— BEGIN —

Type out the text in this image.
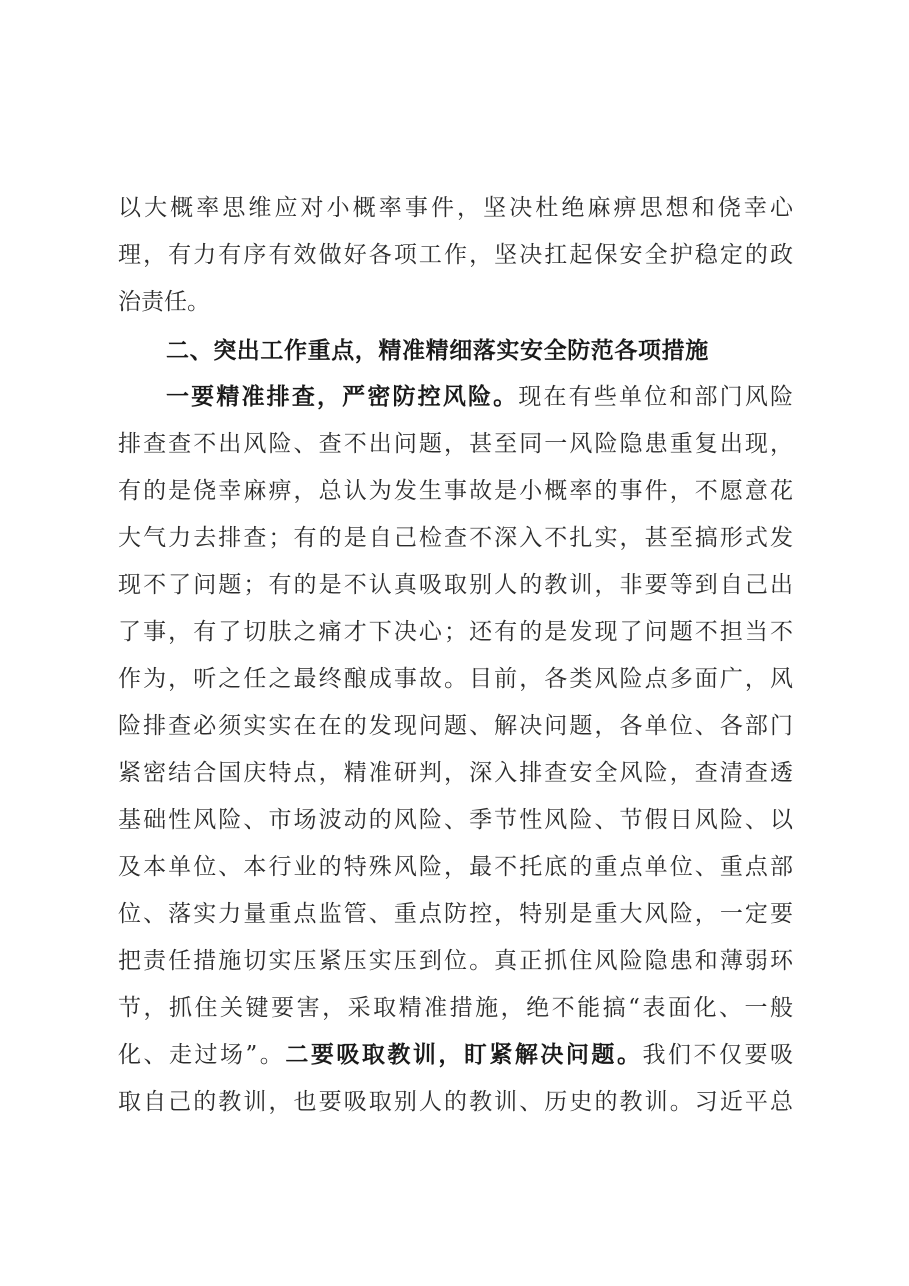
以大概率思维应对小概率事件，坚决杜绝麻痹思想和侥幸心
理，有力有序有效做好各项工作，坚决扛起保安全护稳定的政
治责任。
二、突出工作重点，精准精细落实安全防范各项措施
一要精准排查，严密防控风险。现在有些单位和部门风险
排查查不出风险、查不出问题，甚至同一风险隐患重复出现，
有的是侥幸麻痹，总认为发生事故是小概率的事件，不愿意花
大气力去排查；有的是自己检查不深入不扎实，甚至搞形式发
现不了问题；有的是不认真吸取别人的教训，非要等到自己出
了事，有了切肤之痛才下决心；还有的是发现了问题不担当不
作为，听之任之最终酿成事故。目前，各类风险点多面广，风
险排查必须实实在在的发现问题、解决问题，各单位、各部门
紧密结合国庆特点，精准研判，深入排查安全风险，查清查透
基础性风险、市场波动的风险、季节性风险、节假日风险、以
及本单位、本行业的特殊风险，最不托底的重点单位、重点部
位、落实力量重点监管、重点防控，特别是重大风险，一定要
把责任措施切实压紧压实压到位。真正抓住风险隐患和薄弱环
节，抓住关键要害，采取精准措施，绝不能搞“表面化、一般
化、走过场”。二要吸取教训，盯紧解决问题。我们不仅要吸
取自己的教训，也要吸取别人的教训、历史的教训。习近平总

— END —
— BEGIN —

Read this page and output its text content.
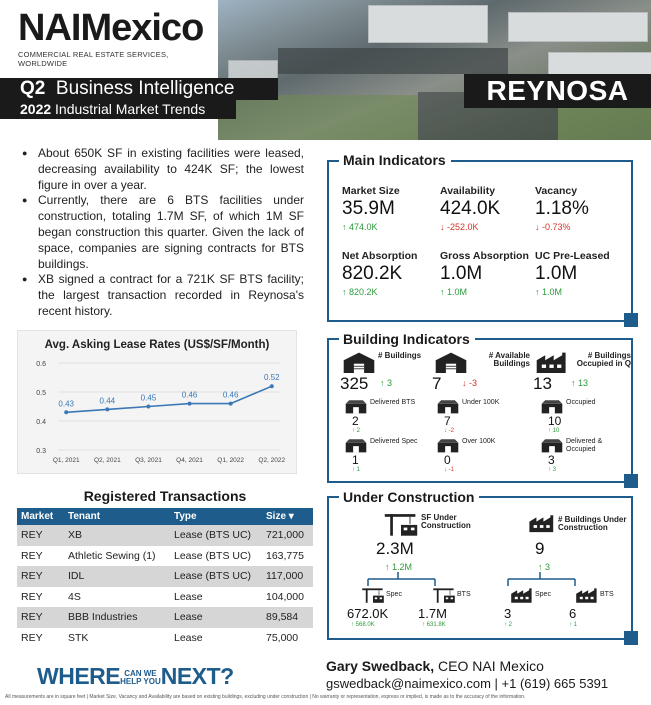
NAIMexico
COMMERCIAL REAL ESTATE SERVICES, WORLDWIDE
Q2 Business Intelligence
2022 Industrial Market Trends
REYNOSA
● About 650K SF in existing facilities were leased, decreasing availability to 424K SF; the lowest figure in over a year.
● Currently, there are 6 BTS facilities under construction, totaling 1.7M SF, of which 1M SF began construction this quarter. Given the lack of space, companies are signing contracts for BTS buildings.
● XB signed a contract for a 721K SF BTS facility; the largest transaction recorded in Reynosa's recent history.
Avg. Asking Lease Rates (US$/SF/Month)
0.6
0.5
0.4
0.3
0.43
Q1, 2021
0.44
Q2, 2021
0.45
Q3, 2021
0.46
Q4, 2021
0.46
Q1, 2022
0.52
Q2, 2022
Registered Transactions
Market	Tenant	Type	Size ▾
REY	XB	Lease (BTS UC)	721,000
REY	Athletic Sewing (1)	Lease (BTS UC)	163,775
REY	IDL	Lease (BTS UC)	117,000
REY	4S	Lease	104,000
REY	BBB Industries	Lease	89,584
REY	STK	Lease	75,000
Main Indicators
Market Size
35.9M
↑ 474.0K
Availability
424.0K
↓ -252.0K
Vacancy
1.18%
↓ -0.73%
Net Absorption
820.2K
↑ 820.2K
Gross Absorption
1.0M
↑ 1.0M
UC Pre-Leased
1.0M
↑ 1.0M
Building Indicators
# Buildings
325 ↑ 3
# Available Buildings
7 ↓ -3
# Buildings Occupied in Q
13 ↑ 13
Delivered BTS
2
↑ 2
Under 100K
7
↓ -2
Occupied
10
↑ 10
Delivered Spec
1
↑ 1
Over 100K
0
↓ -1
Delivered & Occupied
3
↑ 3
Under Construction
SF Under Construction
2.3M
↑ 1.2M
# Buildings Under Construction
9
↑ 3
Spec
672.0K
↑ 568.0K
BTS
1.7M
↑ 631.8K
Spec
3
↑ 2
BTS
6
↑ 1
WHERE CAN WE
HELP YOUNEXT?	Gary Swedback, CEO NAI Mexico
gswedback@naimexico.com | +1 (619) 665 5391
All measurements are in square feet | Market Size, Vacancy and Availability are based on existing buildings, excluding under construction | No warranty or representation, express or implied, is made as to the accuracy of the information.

— END —

• _REQUIREMENTS_
Scan the material above for the string "existing" and report each line where you find it.

• _SOLUTION TO THE EXERCISE_
● About 650K SF in existing facilities were leased, decreasing availability to 424K SF; the lowest figure in over a year.
All measurements are in square feet | Market Size, Vacancy and Availability are based on existing buildings, excluding under construction | No warranty or representation, express or implied, is made as to the accuracy of the information.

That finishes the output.